**Stored dataset items:**
———

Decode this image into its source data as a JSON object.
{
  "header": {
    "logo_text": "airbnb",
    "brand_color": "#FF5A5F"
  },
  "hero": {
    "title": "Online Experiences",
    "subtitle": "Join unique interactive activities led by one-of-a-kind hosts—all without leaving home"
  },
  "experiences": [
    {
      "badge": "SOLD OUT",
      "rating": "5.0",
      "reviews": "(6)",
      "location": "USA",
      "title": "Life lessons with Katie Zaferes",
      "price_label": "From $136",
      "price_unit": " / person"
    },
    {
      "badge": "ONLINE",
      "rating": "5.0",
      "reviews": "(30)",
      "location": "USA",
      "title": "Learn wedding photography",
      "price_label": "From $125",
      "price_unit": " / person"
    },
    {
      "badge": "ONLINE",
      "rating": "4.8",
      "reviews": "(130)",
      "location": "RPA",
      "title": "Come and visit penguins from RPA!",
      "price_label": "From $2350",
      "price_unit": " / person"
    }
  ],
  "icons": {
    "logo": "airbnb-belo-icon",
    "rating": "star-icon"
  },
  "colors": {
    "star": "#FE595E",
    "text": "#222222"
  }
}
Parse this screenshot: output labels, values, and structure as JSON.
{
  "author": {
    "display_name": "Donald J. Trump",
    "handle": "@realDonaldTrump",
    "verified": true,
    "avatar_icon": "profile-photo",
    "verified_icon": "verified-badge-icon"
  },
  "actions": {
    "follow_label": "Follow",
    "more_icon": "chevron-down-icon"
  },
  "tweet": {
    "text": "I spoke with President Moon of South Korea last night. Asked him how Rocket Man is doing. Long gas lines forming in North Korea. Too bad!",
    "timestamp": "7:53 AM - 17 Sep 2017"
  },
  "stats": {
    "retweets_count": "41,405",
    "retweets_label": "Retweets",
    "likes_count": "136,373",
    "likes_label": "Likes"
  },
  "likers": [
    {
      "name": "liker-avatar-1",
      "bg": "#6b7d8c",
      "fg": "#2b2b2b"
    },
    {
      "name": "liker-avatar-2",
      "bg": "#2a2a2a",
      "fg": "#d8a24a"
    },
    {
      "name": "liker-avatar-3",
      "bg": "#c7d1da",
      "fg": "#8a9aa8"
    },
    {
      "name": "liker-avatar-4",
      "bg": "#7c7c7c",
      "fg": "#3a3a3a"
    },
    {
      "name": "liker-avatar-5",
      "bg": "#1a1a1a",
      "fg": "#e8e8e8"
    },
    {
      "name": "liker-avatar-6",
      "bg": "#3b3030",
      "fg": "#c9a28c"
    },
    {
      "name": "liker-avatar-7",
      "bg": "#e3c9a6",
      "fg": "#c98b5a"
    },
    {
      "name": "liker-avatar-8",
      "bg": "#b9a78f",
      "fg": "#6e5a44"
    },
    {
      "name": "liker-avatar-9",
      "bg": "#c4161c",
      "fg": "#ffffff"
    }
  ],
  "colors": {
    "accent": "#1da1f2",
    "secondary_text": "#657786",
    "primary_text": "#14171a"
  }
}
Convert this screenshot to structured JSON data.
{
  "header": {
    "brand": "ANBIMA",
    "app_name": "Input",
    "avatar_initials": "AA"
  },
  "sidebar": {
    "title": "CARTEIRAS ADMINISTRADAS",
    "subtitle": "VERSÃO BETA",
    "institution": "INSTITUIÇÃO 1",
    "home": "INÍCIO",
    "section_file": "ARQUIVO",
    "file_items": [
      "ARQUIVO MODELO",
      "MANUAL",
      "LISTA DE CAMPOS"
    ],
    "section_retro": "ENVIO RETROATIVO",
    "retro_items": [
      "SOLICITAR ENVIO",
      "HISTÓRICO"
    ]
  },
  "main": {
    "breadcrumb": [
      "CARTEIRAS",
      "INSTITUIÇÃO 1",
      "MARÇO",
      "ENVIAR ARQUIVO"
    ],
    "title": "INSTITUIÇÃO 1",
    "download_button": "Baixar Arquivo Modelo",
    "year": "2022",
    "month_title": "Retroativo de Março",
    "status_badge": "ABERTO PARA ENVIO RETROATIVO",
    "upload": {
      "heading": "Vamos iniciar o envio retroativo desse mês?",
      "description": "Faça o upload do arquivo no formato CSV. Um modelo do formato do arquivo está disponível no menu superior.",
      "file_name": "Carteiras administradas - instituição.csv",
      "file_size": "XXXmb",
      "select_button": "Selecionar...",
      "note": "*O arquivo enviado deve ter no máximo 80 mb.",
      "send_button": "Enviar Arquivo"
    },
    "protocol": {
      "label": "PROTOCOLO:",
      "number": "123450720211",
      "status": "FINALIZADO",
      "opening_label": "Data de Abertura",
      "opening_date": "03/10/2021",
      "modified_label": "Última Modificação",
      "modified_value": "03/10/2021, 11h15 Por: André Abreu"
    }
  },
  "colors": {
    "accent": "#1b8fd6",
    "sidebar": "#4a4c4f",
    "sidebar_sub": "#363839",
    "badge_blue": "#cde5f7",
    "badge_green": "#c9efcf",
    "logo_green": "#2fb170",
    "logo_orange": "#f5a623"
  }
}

———

**Task directions:** Return each entry from the material above exactly as it appears.

**Task answer:**
Decode this image into its source data as a JSON object.
{
  "header": {
    "logo_text": "airbnb",
    "brand_color": "#FF5A5F"
  },
  "hero": {
    "title": "Online Experiences",
    "subtitle": "Join unique interactive activities led by one-of-a-kind hosts—all without leaving home"
  },
  "experiences": [
    {
      "badge": "SOLD OUT",
      "rating": "5.0",
      "reviews": "(6)",
      "location": "USA",
      "title": "Life lessons with Katie Zaferes",
      "price_label": "From $136",
      "price_unit": " / person"
    },
    {
      "badge": "ONLINE",
      "rating": "5.0",
      "reviews": "(30)",
      "location": "USA",
      "title": "Learn wedding photography",
      "price_label": "From $125",
      "price_unit": " / person"
    },
    {
      "badge": "ONLINE",
      "rating": "4.8",
      "reviews": "(130)",
      "location": "RPA",
      "title": "Come and visit penguins from RPA!",
      "price_label": "From $2350",
      "price_unit": " / person"
    }
  ],
  "icons": {
    "logo": "airbnb-belo-icon",
    "rating": "star-icon"
  },
  "colors": {
    "star": "#FE595E",
    "text": "#222222"
  }
}
Parse this screenshot: output labels, values, and structure as JSON.
{
  "author": {
    "display_name": "Donald J. Trump",
    "handle": "@realDonaldTrump",
    "verified": true,
    "avatar_icon": "profile-photo",
    "verified_icon": "verified-badge-icon"
  },
  "actions": {
    "follow_label": "Follow",
    "more_icon": "chevron-down-icon"
  },
  "tweet": {
    "text": "I spoke with President Moon of South Korea last night. Asked him how Rocket Man is doing. Long gas lines forming in North Korea. Too bad!",
    "timestamp": "7:53 AM - 17 Sep 2017"
  },
  "stats": {
    "retweets_count": "41,405",
    "retweets_label": "Retweets",
    "likes_count": "136,373",
    "likes_label": "Likes"
  },
  "likers": [
    {
      "name": "liker-avatar-1",
      "bg": "#6b7d8c",
      "fg": "#2b2b2b"
    },
    {
      "name": "liker-avatar-2",
      "bg": "#2a2a2a",
      "fg": "#d8a24a"
    },
    {
      "name": "liker-avatar-3",
      "bg": "#c7d1da",
      "fg": "#8a9aa8"
    },
    {
      "name": "liker-avatar-4",
      "bg": "#7c7c7c",
      "fg": "#3a3a3a"
    },
    {
      "name": "liker-avatar-5",
      "bg": "#1a1a1a",
      "fg": "#e8e8e8"
    },
    {
      "name": "liker-avatar-6",
      "bg": "#3b3030",
      "fg": "#c9a28c"
    },
    {
      "name": "liker-avatar-7",
      "bg": "#e3c9a6",
      "fg": "#c98b5a"
    },
    {
      "name": "liker-avatar-8",
      "bg": "#b9a78f",
      "fg": "#6e5a44"
    },
    {
      "name": "liker-avatar-9",
      "bg": "#c4161c",
      "fg": "#ffffff"
    }
  ],
  "colors": {
    "accent": "#1da1f2",
    "secondary_text": "#657786",
    "primary_text": "#14171a"
  }
}
Convert this screenshot to structured JSON data.
{
  "header": {
    "brand": "ANBIMA",
    "app_name": "Input",
    "avatar_initials": "AA"
  },
  "sidebar": {
    "title": "CARTEIRAS ADMINISTRADAS",
    "subtitle": "VERSÃO BETA",
    "institution": "INSTITUIÇÃO 1",
    "home": "INÍCIO",
    "section_file": "ARQUIVO",
    "file_items": [
      "ARQUIVO MODELO",
      "MANUAL",
      "LISTA DE CAMPOS"
    ],
    "section_retro": "ENVIO RETROATIVO",
    "retro_items": [
      "SOLICITAR ENVIO",
      "HISTÓRICO"
    ]
  },
  "main": {
    "breadcrumb": [
      "CARTEIRAS",
      "INSTITUIÇÃO 1",
      "MARÇO",
      "ENVIAR ARQUIVO"
    ],
    "title": "INSTITUIÇÃO 1",
    "download_button": "Baixar Arquivo Modelo",
    "year": "2022",
    "month_title": "Retroativo de Março",
    "status_badge": "ABERTO PARA ENVIO RETROATIVO",
    "upload": {
      "heading": "Vamos iniciar o envio retroativo desse mês?",
      "description": "Faça o upload do arquivo no formato CSV. Um modelo do formato do arquivo está disponível no menu superior.",
      "file_name": "Carteiras administradas - instituição.csv",
      "file_size": "XXXmb",
      "select_button": "Selecionar...",
      "note": "*O arquivo enviado deve ter no máximo 80 mb.",
      "send_button": "Enviar Arquivo"
    },
    "protocol": {
      "label": "PROTOCOLO:",
      "number": "123450720211",
      "status": "FINALIZADO",
      "opening_label": "Data de Abertura",
      "opening_date": "03/10/2021",
      "modified_label": "Última Modificação",
      "modified_value": "03/10/2021, 11h15 Por: André Abreu"
    }
  },
  "colors": {
    "accent": "#1b8fd6",
    "sidebar": "#4a4c4f",
    "sidebar_sub": "#363839",
    "badge_blue": "#cde5f7",
    "badge_green": "#c9efcf",
    "logo_green": "#2fb170",
    "logo_orange": "#f5a623"
  }
}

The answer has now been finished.